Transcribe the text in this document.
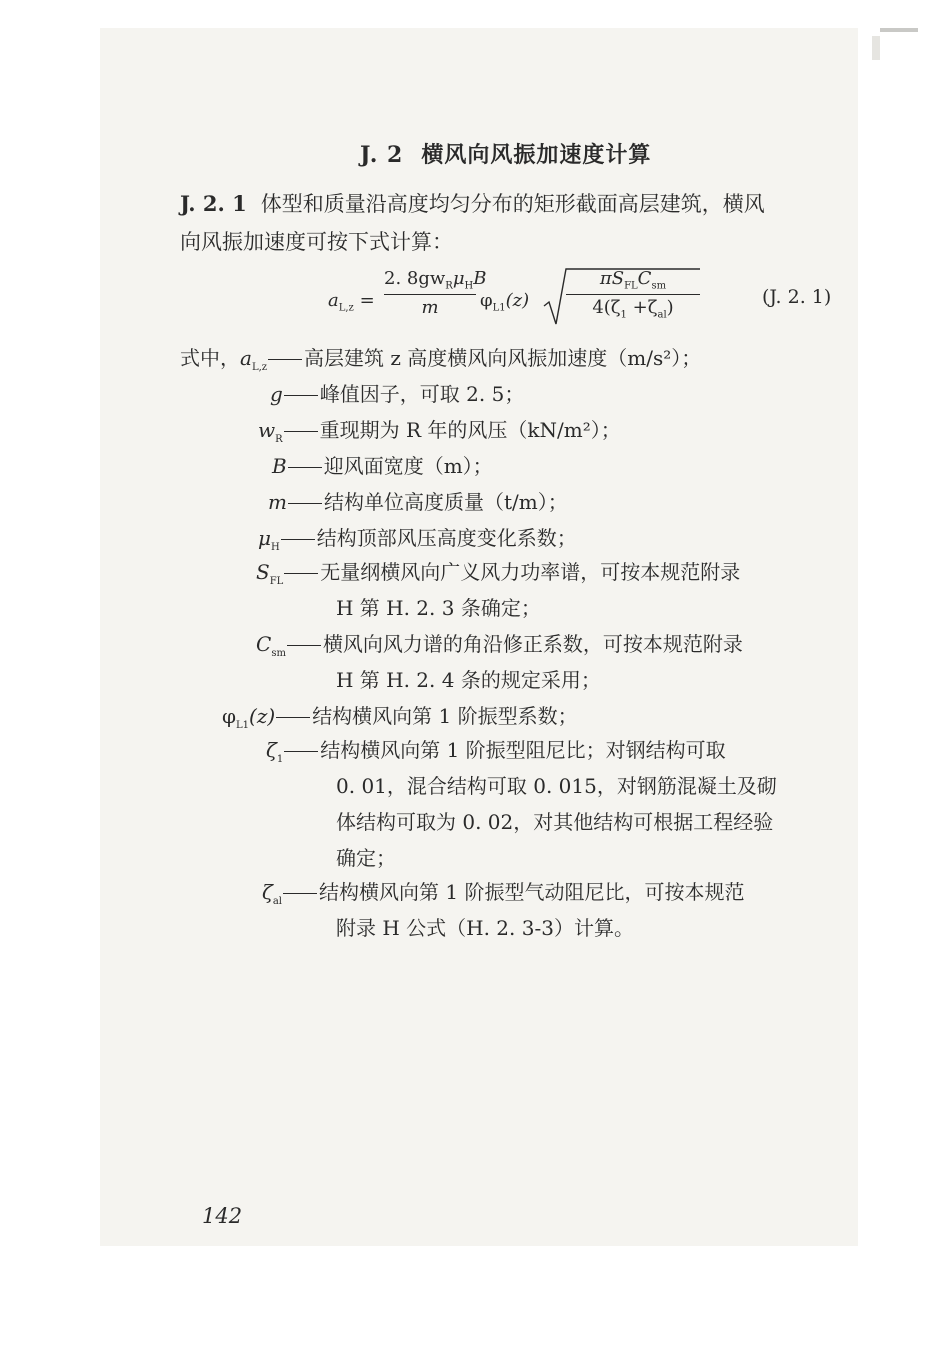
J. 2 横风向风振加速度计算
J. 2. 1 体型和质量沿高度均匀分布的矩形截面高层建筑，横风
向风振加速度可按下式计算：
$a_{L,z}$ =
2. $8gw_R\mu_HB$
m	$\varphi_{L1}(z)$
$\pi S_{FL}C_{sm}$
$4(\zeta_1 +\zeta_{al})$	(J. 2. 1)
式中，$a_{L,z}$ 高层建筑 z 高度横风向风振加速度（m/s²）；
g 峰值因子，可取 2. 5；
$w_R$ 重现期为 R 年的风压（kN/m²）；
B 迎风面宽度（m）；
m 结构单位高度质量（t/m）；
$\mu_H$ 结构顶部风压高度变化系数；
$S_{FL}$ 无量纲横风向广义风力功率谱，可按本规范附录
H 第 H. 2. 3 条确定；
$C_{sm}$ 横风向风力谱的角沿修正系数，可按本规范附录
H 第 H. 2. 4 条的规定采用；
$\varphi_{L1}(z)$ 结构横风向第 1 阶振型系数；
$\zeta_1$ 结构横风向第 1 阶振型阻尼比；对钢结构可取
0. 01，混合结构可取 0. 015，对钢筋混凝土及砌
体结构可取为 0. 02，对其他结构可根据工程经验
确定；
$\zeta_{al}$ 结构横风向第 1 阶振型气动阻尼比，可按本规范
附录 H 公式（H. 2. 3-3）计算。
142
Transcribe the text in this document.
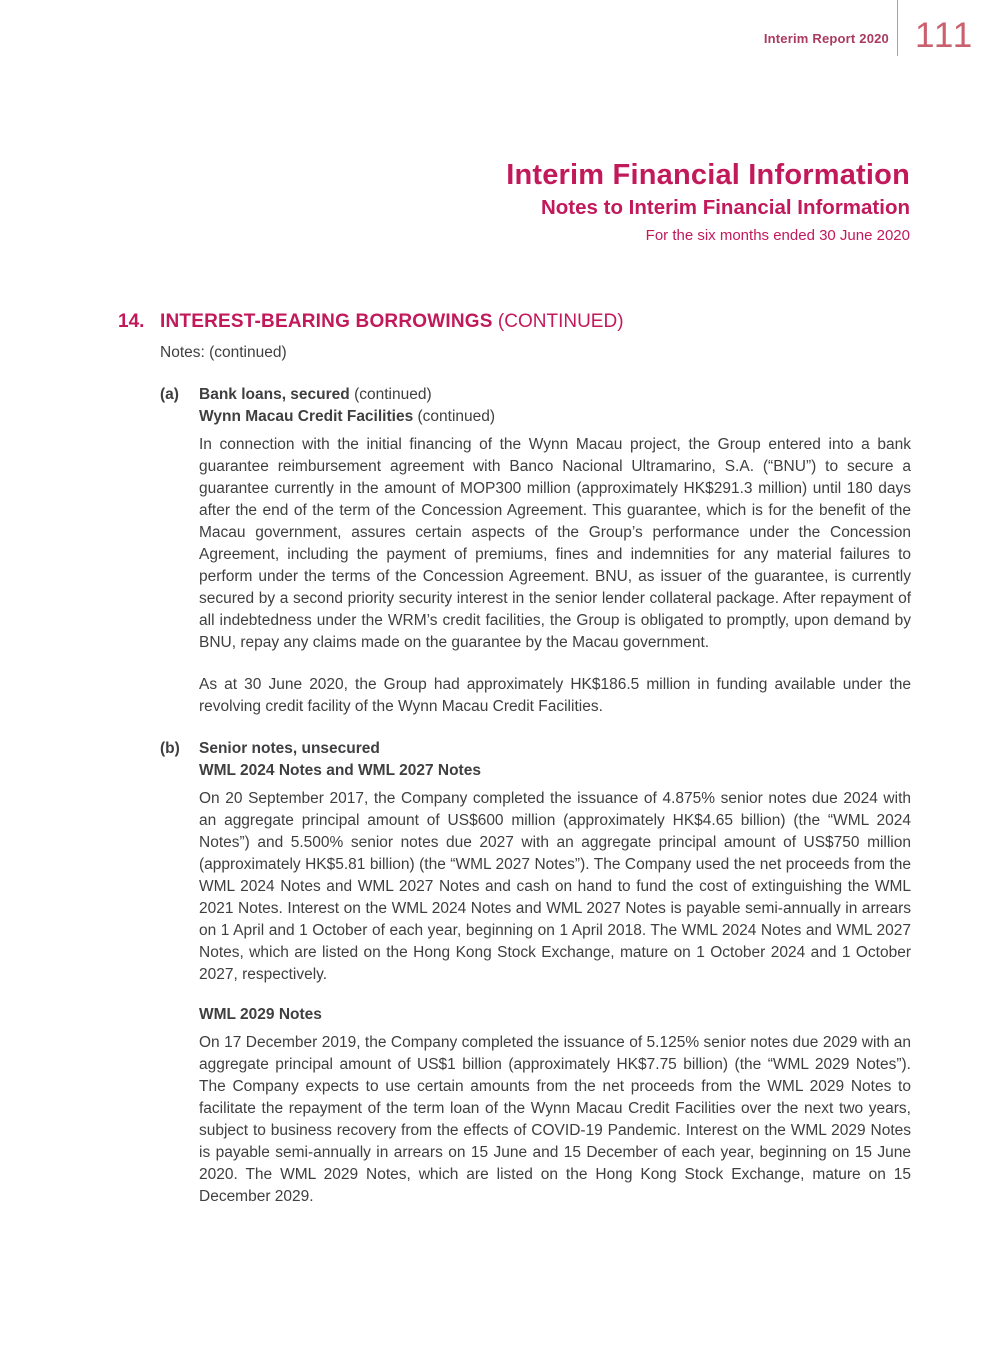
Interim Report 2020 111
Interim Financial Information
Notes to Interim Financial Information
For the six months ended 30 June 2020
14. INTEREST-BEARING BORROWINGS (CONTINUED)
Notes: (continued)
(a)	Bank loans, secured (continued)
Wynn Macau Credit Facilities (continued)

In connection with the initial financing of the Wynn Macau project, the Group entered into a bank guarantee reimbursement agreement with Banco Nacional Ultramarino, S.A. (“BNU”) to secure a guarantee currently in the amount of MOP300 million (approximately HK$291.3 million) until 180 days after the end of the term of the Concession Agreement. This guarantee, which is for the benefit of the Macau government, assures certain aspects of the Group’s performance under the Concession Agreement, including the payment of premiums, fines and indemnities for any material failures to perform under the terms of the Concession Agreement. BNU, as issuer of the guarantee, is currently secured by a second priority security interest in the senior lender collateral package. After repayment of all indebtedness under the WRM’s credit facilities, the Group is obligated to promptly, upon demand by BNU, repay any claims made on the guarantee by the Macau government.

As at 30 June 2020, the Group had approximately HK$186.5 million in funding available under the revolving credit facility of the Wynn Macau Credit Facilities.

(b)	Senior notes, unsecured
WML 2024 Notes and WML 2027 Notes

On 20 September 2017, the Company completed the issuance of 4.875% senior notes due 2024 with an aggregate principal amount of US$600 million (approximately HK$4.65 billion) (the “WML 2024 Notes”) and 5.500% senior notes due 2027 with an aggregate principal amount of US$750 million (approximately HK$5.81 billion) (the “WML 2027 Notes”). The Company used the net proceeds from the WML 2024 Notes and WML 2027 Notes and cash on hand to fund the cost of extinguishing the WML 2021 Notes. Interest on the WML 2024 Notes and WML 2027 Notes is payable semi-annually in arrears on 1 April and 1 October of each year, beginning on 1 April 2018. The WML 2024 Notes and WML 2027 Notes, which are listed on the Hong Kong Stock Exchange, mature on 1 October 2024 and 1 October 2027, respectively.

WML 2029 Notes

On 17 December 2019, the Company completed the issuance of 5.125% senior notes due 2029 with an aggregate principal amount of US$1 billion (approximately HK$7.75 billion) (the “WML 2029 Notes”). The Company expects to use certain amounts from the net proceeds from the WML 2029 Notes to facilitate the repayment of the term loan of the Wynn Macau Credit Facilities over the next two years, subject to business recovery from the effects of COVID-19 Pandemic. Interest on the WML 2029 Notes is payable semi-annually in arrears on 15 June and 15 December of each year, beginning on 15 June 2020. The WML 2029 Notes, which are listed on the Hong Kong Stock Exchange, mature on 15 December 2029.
****
Show the lines from the data above that contain the string "可按本规范附录".

$S_{FL}$ 无量纲横风向广义风力功率谱，可按本规范附录
$C_{sm}$ 横风向风力谱的角沿修正系数，可按本规范附录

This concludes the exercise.